= TEXT PASSAGE =
------
The comparison of open vs. closed suction systems with regard to VAP incidence was conducted by several studies [2]. A closed suction system is preferred because of some specific complications that result from using open system suctioning procedures, such as environmental contamination, cross infections or hypoxia. Despite this obvious disadvantage of open suction systems, no difference in VAP incidence was found utilizing either system [2,52,53].
With re-intubation, the risk of VAP becomes greater. An explanation could be that aspiration of gastric contents occurs during the interval between extubation and re-intubation [5]. A different study provides us with a different explanation: entering of bacteria to the lungs directly through the endotracheal tube during disconnection from the ventilator circuit [2].
The frequency of ventilator circuit changes should possibly be considered as part of VAP prevention bundles. Several RCTs were conducted to discuss and investigate how frequently humidified circuitry should be changed. All of these studies supported the hypothesis that when the frequency of changing the ventilator circuit was reduced, there was no increased incidence of VAP resulting from that reduction [2,54,55,56,57].
Different studies [1,9] mention assessing the readiness to extubate to be part of studied prevention bundles and do not recommend daily interruption of sedation in pediatric modification. The advice against sedation holidays is with consideration of the risk of accidental extubation in young children [9].
Vet et al. said there was no safety issue in daily sedation interruption [58].
All the strategies lead to reducing aspiration risk. One ICU developed a task force and educational session focusing on raising awareness about the importance of aspiration and its prevention, followed by regular assessments of compliance with prevention strategies [59]. The intervention regarding the creation of the task force and educational plan increased compliance significantly and at the same time led to a decrease in VAP by 51%, a lesser amount of ventilation days and decreased healthcare costs. The conclusion here is that use of aspiration-prevention strategies and didactic modules can reduce risk of aspiration and therefore associated pneumonia.
------
= THE DATA =
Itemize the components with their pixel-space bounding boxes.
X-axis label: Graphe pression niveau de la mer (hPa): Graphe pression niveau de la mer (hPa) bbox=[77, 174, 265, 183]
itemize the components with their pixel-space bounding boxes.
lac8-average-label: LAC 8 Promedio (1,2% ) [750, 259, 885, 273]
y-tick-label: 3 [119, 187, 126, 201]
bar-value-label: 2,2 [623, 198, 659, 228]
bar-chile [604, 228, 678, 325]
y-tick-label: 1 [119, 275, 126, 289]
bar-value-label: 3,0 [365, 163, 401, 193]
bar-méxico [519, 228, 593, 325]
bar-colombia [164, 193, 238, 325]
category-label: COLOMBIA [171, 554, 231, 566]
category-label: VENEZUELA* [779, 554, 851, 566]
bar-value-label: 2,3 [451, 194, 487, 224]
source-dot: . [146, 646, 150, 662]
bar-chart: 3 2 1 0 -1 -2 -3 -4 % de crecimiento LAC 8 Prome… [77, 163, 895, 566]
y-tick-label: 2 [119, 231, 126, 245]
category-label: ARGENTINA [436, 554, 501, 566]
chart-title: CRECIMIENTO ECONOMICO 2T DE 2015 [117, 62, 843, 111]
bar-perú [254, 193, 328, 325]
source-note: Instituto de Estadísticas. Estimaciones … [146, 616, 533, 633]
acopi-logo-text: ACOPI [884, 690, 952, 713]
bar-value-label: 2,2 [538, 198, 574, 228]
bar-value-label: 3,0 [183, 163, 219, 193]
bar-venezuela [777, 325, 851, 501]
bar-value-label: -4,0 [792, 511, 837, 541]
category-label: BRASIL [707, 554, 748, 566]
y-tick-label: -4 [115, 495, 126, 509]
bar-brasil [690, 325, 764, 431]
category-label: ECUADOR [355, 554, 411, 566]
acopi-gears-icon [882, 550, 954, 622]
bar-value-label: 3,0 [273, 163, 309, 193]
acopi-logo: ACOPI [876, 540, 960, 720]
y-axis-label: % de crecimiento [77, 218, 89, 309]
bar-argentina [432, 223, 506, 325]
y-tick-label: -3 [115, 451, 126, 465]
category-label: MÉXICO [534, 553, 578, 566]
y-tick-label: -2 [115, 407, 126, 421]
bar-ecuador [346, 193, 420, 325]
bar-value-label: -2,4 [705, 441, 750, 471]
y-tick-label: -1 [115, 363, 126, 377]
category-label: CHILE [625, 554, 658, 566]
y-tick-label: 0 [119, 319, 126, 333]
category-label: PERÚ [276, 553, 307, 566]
------
= PROBLEMS TO SOLVE =
1 – From the passage on VAP prevention, echo the part that opens with the words containing "Vet et al. said" and closes with "therefore associated pneumonia.".
2 – Decide whether each statement agrees with the passage on VAP prevention, and give yes or no with the deciding words quoted from it: (a) Studies found no difference in VAP incidence between open and closed suction systems. (b) Reducing how often the ventilator circuit was changed led to a higher incidence of VAP. (c) The task force and educational intervention in one ICU was followed by a 51% decrease in VAP.

= EXERCISE RESPONSES =
1 –
Vet et al. said there was no safety issue in daily sedation interruption [58].
All the strategies lead to reducing aspiration risk. One ICU developed a task force and educational session focusing on raising awareness about the importance of aspiration and its prevention, followed by regular assessments of compliance with prevention strategies [59]. The intervention regarding the creation of the task force and educational plan increased compliance significantly and at the same time led to a decrease in VAP by 51%, a lesser amount of ventilation days and decreased healthcare costs. The conclusion here is that use of aspiration-prevention strategies and didactic modules can reduce risk of aspiration and therefore associated pneumonia.

2 –
(a) Yes: "no difference in VAP incidence was found utilizing either system"
(b) No: "there was no increased incidence of VAP resulting from that reduction"
(c) Yes: "led to a decrease in VAP by 51%"